# [What to work on]
A. List the typical summer foods that the blog post below about eating and workout habits names.
B. According to the blog post below about eating and workout habits, how many calories does each Quik Trip cookie contain?
C. Proceed with the blog post below about eating and workout habits, writing on from its final sentence.

It is no secret that over the last month my eating and workout habits have declined. How could it be a secret when I blog about how horrible both are almost every time I blog, haha! Truth be told, I have not made much effort to rein in my food habits too much and go back to the way I was. It was much easier to eat super healthy when I wasn't busy all day and I didn't have to cook for three. I could make Ayden something for supper and then eat something myself when Jay wasn't living with us. Lately, it's been typical summer food more often than not... hot dogs, brats, burgers, you know! What I have been trying to do is just decrease the amount that I eat and not pig out. Although, we all know that that is WAY easier said than done. Case in point... cookies from Quik Trip the other night, I may or may not have had four... four cookies at 250 calories a piece! Oops! Lol! But I had my booty kicked at my 5:30am boot camp Monday morning, so that's okay, isn't it?! Haha!
Speaking of boot camp, my legs are... KILLING ME! They weren't too bad afterwards or all day, but the day after…oh goodness! It is that good feeling hurt though. That feeling you want to feel after a good workout!

# [Data]
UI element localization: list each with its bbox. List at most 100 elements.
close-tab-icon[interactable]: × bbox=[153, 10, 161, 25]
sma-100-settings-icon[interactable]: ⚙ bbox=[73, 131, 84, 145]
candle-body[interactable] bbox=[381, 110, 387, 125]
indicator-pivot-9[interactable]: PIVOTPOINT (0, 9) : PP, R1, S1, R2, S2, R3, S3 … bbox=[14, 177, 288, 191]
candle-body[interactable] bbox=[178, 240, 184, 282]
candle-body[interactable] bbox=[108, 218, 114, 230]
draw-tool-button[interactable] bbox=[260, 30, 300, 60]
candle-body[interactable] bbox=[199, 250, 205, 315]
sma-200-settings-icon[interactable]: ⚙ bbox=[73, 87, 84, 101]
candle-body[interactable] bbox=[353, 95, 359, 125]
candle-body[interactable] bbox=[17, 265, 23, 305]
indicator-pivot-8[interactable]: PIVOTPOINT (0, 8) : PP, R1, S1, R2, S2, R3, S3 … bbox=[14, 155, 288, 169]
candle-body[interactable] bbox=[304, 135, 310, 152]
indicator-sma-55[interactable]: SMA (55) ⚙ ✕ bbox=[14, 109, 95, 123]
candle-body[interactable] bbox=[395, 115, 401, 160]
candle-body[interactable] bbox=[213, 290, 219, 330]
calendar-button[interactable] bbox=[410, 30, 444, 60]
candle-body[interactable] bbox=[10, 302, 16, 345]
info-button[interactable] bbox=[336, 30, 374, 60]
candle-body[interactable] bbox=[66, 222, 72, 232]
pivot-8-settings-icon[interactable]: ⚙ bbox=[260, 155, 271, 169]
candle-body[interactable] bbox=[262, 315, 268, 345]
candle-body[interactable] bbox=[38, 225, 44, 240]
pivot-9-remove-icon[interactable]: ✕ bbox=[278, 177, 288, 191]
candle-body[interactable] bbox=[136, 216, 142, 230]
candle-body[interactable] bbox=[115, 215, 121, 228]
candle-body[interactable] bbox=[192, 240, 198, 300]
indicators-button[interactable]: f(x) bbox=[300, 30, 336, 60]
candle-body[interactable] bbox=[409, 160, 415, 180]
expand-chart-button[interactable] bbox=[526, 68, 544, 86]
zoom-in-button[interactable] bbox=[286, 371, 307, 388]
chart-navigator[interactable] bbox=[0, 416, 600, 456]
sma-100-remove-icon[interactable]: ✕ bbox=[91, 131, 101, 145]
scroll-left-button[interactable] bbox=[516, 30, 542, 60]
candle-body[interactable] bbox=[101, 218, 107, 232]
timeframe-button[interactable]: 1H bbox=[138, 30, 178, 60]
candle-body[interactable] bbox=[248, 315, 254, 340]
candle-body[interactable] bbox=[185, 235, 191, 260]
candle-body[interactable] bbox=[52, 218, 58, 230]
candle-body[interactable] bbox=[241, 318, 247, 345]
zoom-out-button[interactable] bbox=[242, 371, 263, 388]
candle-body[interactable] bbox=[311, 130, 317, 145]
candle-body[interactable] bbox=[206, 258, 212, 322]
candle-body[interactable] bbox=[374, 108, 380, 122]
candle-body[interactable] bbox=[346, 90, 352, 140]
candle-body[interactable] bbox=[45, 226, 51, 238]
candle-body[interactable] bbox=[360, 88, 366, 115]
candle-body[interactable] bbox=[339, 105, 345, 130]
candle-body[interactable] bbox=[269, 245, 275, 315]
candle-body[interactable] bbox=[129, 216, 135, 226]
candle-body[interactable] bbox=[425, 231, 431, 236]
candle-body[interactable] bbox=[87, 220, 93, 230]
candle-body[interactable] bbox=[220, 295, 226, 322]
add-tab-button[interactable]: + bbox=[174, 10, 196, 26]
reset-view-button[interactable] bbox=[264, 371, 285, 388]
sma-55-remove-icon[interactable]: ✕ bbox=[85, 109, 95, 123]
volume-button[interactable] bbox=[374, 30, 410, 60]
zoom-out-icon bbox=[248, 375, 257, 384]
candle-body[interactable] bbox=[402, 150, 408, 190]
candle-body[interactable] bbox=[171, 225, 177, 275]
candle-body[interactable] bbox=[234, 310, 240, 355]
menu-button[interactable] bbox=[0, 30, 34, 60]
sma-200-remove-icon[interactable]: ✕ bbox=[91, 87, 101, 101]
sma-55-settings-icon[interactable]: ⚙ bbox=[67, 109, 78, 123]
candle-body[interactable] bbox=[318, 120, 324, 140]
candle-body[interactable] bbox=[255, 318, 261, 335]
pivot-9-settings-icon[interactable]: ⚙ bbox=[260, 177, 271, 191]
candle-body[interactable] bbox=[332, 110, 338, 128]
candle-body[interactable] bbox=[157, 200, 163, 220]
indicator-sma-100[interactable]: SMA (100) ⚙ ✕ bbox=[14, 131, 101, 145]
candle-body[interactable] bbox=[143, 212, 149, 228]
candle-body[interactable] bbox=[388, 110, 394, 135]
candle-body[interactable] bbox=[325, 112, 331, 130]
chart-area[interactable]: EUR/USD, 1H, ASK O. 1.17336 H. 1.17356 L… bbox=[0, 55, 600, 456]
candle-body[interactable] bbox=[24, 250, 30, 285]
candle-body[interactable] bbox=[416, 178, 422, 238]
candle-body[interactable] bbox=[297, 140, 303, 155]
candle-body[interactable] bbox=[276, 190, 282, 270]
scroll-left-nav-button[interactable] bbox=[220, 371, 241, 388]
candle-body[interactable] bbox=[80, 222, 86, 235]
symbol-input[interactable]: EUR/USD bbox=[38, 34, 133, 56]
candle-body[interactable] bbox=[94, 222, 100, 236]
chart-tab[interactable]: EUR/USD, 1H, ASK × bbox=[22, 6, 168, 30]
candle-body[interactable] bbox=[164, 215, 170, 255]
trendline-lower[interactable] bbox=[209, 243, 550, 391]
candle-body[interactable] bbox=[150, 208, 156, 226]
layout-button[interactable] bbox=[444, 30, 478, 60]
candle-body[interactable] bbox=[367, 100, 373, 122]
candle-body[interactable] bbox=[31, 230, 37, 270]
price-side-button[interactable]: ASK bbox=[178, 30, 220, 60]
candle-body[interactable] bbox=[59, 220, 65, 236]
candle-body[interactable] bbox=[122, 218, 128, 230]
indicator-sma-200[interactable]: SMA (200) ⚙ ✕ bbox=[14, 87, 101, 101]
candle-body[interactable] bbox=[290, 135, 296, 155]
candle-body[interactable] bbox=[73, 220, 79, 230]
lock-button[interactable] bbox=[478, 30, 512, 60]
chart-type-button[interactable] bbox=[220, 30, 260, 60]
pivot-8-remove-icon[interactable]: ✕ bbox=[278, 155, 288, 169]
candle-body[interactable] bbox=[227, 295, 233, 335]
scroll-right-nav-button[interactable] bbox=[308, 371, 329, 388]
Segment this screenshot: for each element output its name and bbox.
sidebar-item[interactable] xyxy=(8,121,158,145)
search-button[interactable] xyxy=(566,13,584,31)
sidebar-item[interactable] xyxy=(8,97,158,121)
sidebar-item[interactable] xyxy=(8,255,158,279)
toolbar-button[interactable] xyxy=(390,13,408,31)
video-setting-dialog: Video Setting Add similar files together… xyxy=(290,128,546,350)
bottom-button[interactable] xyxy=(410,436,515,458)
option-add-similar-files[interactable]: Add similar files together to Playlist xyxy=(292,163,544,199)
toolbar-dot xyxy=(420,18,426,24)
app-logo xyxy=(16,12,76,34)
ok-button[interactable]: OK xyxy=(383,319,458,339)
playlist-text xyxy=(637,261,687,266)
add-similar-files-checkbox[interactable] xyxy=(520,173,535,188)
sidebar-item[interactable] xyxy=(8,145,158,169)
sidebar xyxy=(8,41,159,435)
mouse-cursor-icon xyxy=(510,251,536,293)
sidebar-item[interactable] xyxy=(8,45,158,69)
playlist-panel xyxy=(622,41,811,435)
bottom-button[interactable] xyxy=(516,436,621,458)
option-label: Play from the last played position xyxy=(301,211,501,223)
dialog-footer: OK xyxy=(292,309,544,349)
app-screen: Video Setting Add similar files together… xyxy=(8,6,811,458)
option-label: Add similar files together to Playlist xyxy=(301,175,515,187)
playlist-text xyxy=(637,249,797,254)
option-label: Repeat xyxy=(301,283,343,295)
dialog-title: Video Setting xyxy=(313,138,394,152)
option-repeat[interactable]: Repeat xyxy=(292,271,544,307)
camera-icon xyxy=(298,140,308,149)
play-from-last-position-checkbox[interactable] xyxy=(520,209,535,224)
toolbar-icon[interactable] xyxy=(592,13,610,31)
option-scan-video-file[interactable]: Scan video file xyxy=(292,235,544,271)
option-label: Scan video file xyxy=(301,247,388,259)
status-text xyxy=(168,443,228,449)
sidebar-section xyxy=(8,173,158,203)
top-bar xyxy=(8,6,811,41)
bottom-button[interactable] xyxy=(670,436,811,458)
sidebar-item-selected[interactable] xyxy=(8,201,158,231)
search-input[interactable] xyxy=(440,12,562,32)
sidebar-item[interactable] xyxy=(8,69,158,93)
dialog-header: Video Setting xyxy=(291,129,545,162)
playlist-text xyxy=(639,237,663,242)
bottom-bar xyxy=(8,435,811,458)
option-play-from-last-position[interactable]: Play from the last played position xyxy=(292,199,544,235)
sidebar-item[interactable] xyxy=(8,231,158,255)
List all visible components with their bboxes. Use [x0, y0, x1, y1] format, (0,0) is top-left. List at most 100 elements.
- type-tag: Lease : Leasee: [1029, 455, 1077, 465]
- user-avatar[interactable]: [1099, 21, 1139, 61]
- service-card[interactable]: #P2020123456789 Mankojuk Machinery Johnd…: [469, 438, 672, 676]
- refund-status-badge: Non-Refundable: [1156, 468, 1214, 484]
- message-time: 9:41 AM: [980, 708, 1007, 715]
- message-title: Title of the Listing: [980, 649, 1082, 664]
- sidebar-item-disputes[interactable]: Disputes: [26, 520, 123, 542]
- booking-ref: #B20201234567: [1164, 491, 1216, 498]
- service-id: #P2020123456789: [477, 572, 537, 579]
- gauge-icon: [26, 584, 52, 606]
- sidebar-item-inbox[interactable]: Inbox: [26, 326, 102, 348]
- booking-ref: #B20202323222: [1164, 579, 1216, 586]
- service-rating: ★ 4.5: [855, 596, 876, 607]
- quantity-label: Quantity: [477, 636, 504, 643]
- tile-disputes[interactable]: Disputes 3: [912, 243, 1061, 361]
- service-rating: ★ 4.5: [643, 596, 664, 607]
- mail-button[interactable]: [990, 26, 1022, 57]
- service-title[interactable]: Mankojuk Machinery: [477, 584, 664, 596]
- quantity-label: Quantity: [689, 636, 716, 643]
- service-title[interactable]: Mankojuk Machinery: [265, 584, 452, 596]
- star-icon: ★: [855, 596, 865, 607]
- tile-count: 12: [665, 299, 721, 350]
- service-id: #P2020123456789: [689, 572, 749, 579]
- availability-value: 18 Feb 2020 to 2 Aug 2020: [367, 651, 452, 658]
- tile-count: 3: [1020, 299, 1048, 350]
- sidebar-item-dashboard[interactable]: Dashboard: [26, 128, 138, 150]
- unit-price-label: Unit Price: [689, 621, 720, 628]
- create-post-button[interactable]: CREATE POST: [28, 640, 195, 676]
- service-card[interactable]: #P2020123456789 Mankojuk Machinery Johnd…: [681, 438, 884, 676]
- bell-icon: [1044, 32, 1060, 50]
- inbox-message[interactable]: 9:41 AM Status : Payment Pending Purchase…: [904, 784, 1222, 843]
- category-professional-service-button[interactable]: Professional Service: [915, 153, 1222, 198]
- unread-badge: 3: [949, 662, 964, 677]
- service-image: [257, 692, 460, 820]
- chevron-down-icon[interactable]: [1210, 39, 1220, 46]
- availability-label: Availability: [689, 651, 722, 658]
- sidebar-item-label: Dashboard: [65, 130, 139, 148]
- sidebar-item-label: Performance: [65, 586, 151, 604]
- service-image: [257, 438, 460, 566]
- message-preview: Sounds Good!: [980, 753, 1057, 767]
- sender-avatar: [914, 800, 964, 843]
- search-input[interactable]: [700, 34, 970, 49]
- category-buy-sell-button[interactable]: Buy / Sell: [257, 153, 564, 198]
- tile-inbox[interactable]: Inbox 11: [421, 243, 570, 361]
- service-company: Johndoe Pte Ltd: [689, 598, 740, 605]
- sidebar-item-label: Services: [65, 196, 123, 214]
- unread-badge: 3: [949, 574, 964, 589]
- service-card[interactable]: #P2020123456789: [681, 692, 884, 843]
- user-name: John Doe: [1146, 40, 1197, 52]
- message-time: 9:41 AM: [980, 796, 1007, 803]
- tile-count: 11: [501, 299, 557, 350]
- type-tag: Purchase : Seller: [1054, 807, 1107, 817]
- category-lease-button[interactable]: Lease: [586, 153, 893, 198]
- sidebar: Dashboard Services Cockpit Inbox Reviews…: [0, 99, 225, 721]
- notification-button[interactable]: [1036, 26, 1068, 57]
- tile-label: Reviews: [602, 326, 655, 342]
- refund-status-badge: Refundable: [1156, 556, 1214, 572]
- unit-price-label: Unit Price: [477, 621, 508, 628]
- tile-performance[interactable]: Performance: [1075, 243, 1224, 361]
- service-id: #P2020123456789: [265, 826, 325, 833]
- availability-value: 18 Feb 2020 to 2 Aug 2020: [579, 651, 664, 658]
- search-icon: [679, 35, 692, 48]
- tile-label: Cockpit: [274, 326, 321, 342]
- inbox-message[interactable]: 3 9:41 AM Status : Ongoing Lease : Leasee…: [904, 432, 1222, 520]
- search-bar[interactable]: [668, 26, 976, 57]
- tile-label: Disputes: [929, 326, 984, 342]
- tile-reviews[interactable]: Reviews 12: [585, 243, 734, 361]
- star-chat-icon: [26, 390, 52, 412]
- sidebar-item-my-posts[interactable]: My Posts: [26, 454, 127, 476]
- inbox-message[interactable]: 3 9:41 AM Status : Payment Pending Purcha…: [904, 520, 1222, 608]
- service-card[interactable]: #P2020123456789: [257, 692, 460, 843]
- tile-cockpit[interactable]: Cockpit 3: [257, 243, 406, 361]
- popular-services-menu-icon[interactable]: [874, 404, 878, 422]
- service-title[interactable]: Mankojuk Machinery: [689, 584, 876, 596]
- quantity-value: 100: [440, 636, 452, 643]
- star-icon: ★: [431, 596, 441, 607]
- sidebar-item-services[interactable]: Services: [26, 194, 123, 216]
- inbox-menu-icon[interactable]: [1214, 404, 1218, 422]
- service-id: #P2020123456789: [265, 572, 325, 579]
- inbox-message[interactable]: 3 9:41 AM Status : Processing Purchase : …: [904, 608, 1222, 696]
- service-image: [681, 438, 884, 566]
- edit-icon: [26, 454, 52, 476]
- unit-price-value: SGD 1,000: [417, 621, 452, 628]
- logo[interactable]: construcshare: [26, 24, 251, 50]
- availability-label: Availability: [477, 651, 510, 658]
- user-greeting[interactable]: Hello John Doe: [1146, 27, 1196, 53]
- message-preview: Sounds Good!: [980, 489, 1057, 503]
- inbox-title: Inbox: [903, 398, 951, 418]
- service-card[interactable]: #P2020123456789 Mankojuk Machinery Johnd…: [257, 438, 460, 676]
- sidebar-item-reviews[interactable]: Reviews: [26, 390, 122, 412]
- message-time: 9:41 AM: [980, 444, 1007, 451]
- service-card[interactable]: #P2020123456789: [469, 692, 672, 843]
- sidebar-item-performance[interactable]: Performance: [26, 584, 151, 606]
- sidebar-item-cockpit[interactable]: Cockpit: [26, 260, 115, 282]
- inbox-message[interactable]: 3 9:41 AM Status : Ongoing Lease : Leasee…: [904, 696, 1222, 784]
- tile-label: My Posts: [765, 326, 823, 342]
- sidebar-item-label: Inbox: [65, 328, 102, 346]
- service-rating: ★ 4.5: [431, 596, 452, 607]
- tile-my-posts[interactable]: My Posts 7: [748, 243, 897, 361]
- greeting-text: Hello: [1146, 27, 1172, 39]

# [Task-by-task results]
A. Hot dogs, brats, burgers

B. 250 calories

C.
And the best news is that I've found a workout buddy to help keep me motivated! She is an almost next door neighbor and I am fastly growing to love her! Last week we went for an almost eight mile bike ride and then on Sunday we went swimming for an hour! Oh, I am going to love the fact that our town has a pool that is free for residents. Swimming just might become my new favorite workout! Plus, it burns a ton of calories and I really enjoyed it! In fact, I enjoyed it so much that I am thinking about going again tonight.
Here is me and my new friend, Sarah, after our bike ride last week! Have to admit, jealous of her bike, she kicked butt on that while I huffed and puffed on my bike!Life overall has been going good. We had a good weekend. It was mostly relaxing. Ayden got to spend some time with my mom and my dad. Sometimes I feel like he is away from the house more than he is at it lately. But that is okay because he is spending time with family that we don't see very often and for us to see them regularly now is great. He has probably also slept away from the house more days in the last month than he has in the last year. As long as he is enjoying himself I am okay with it. I can't say that I don't enjoy some extra alone time with Jay. We've never had this much alone time before and it has been really good for us. Overall I think that Jay is just happier that we are in Chilton. Not that he wasn't happy when we were in Stevens Point, but to me, he just feels more laid back about things and likes being able to see everyone so often.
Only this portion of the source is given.